Return each line of the listing that contains the string "solchem".

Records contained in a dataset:
◇ ◇ ◇
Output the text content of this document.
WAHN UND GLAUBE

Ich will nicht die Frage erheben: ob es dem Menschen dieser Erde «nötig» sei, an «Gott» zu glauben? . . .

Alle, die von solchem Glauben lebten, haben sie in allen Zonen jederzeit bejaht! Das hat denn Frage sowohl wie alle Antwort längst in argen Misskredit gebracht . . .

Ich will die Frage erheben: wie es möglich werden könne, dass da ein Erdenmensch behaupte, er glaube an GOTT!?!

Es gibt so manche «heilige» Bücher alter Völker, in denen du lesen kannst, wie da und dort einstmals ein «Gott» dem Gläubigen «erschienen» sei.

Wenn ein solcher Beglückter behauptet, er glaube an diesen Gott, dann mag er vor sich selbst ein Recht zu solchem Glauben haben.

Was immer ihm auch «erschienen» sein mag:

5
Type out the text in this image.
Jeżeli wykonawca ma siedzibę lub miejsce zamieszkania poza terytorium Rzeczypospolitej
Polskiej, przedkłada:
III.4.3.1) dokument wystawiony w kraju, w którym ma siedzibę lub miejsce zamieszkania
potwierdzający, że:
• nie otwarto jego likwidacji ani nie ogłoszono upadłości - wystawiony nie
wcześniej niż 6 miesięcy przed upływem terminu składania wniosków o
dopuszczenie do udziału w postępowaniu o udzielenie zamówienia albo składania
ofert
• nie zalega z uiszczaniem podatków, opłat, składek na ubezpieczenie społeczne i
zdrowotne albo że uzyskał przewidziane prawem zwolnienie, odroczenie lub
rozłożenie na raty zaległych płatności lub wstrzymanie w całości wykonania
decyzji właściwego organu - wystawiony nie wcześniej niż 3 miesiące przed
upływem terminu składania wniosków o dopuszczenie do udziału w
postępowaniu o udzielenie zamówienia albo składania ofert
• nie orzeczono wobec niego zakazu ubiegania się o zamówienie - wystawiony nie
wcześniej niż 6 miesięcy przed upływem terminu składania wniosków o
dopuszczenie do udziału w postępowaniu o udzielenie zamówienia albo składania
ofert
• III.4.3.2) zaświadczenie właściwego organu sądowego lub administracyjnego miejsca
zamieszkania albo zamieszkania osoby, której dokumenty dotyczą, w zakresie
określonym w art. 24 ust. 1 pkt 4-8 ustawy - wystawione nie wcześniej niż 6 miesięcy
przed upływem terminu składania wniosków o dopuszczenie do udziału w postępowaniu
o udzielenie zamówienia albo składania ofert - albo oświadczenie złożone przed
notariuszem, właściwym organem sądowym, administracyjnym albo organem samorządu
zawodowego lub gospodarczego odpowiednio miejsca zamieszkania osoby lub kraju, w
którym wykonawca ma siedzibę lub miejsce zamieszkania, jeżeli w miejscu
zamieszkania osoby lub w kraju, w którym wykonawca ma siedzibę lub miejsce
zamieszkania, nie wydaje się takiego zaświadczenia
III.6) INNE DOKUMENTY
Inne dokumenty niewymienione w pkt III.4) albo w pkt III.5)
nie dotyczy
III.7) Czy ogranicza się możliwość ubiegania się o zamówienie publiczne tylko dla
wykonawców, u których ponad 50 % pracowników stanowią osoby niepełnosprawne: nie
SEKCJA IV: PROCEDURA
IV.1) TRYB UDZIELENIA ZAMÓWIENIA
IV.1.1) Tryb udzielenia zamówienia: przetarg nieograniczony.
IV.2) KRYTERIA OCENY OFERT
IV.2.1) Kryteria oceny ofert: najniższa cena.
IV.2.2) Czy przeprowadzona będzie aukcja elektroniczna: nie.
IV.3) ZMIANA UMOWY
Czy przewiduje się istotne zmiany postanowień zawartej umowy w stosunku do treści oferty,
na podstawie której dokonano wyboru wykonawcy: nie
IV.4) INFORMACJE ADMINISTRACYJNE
◇ ◇ ◇
**RESULT OF THE EXERCISE**
Alle, die von solchem Glauben lebten, haben sie in allen Zonen jederzeit bejaht! Das hat denn Frage sowohl wie alle Antwort längst in argen Misskredit gebracht . . .
Wenn ein solcher Beglückter behauptet, er glaube an diesen Gott, dann mag er vor sich selbst ein Recht zu solchem Glauben haben.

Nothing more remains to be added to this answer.